─── DOCUMENT PASSAGE ───

Joined: Mon Nov 29, 2010 6:09 am
Posts: 2
Hi Craig,

I have just started using PdfSharp so I'm learning as well.

I wrote this method to extract text from a pdf, maybe it will help you. It uses a class called PDFTextExtractor which I found online, I have attached the class to this post.


Code:
  public PDFParser()
{
    var streamWriter = new StreamWriter("output.txt", false);

    String outputText = "";

    try
    {
       PdfDocument inputDocument = PdfReader.Open("input.pdf", PdfDocumentOpenMode.ReadOnly);

       foreach (PdfPage page in inputDocument.Pages)
       {
           for (int index = 0; index < page.Contents.Elements.Count; index++)
           {
               PdfDictionary.PdfStream stream = page.Contents.Elements.GetDictionary(index).Stream;
               outputText = new PDFTextExtractor().ExtractTextFromPDFBytes(stream.Value);

               streamWriter.WriteLine(outputText);
            }
       }

    }
    catch (Exception e)
    {

    }
            streamWriter.Close();
}



This worked on the pdfs I had to test with. If you need to search the text you can look into Regular Expression or use the methods of the string class in .net.


Good luck,
Filip


Top
 Profile  
 
 Post subject: Re: Search text in a PDF
PostPosted: Mon Nov 29, 2010 6:27 am 
Offline

Joined: Mon Nov 29, 2010 6:09 am
Posts: 2
OK, I dont think my attachment worked. Here is the class PDFTextExtractor:
Code:
public class PDFTextExtractor
{
    /// BT = Beginning of a text object operator
    /// ET = End of a text object operator
    /// Td move to the start of next line
    ///  5 Ts = superscript
    /// -5 Ts = subscript

    #region Fields

    #region _numberOfCharsToKeep
    /// <summary>
    /// The number of characters to keep, when extracting text.
    /// </summary>
    private static int _numberOfCharsToKeep = 15;
    #endregion

    #endregion



    #region ExtractTextFromPDFBytes
    /// <summary>
    /// This method processes an uncompressed Adobe (text) object
    /// and extracts text.
    /// </summary>
    /// <param name="input">uncompressed</param>
    /// <returns></returns>
    public string ExtractTextFromPDFBytes(byte[] input)
    {
        if (input == null || input.Length == 0) return "";

        try
        {
            string resultString = "";

            // Flag showing if we are we currently inside a text object
            bool inTextObject = false;

            // Flag showing if the next character is literal
            // e.g. '\\' to get a '\' character or '\(' to get '('
            bool nextLiteral = false;

            // () Bracket nesting level. Text appears inside ()
            int bracketDepth = 0;

            // Keep previous chars to get extract numbers etc.:
            char[] previousCharacters = new char[_numberOfCharsToKeep];
            for (int j = 0; j < _numberOfCharsToKeep; j++) previousCharacters[j] = ' ';


            for (int i = 0; i < input.Length; i++)
            {
                char c = (char)input[i];

                if (inTextObject)
                {
                    // Position the text
                    if (bracketDepth == 0)
                    {
                        if (CheckToken(new string[] { "TD", "Td" }, previousCharacters))
                        {
                            resultString += "\n\r";
                        }
                        else
                        {
                            if (CheckToken(new string[] { "'", "T*", "\"" }, previousCharacters))
                            {
                                resultString += "\n";
                            }
                            else
                            {
                                if (CheckToken(new string[] { "Tj" }, previousCharacters))

─── INFORMATION SUPPLIED ───

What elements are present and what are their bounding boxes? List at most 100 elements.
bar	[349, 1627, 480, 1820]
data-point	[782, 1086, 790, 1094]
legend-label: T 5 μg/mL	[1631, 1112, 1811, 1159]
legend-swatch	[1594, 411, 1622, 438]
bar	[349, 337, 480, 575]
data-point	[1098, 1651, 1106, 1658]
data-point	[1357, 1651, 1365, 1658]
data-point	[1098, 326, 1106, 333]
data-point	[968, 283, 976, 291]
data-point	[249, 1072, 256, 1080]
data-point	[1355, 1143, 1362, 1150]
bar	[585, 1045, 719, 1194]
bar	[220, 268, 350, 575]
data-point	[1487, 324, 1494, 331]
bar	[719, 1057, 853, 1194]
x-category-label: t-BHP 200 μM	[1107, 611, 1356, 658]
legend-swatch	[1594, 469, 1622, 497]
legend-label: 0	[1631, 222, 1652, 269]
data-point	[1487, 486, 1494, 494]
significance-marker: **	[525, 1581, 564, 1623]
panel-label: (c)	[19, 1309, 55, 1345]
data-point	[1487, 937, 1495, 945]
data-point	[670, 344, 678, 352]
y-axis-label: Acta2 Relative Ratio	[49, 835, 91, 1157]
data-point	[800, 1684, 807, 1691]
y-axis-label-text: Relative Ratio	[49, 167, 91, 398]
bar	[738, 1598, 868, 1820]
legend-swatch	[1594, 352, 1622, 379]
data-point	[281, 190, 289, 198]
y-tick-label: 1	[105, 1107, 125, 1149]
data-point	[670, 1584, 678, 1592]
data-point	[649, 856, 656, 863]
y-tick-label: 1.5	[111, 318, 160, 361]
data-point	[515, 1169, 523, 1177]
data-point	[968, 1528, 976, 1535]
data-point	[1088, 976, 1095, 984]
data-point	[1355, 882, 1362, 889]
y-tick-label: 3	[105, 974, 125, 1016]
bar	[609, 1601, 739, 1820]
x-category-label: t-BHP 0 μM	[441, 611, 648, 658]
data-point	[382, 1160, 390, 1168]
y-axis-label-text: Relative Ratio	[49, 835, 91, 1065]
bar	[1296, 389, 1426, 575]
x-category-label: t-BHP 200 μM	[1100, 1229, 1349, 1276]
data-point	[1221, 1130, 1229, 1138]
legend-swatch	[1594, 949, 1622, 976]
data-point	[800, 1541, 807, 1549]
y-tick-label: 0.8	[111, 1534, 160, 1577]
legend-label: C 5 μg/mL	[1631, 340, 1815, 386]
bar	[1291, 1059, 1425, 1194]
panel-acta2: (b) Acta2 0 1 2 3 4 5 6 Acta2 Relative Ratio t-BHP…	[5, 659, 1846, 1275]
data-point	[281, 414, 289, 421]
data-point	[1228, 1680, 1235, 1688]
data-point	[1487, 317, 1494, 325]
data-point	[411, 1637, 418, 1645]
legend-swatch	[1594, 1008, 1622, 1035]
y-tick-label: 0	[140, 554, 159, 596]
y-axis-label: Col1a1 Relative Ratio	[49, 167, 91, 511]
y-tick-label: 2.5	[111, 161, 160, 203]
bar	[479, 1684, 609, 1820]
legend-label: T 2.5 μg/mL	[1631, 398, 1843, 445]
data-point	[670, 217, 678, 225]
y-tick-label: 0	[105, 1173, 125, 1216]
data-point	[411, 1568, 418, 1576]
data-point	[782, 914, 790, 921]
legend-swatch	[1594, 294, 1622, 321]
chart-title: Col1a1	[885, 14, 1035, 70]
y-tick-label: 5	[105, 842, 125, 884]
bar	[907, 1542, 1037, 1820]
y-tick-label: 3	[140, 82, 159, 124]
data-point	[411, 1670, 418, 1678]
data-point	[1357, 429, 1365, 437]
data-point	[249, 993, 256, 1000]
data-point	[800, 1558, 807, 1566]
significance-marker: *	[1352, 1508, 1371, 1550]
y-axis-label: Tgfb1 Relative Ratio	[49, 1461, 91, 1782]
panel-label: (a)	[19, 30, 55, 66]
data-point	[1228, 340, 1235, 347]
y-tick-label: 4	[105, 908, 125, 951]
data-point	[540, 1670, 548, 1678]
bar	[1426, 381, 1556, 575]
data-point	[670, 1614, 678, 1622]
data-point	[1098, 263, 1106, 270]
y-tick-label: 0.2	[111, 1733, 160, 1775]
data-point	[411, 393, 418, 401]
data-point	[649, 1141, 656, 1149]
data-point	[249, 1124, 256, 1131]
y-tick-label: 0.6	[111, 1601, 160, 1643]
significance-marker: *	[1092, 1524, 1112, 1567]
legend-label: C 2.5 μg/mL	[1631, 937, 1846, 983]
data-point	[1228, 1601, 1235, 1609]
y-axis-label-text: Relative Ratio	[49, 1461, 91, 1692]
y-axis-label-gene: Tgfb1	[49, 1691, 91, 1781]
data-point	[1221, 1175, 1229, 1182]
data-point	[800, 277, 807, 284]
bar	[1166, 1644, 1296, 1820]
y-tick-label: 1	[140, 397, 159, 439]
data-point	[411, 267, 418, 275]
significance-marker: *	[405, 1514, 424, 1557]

───

WORK TO DO>
- a) Check each statement against the PdfSharp forum thread and say whether it agrees: (i) The poster reports that the method worked on the PDFs used for testing. (ii) The poster wrote the PDFTextExtractor class. (iii) The field _numberOfCharsToKeep is set to 15. Answer yes or no for each, and quote the words from the thread that decide it.
- b) Write out the part of the PdfSharp forum thread starting with "#region ExtractTextFromPDFBytes" and going on through "string ExtractTextFromPDFBytes(byte[] input)".

ANSWERS PROVIDED>
- a)
(i) Yes: "This worked on the pdfs I had to test with."
(ii) No: "It uses a class called PDFTextExtractor which I found online"
(iii) Yes: "private static int _numberOfCharsToKeep = 15;"

- b)
#region ExtractTextFromPDFBytes
    /// <summary>
    /// This method processes an uncompressed Adobe (text) object
    /// and extracts text.
    /// </summary>
    /// <param name="input">uncompressed</param>
    /// <returns></returns>
    public string ExtractTextFromPDFBytes(byte[] input)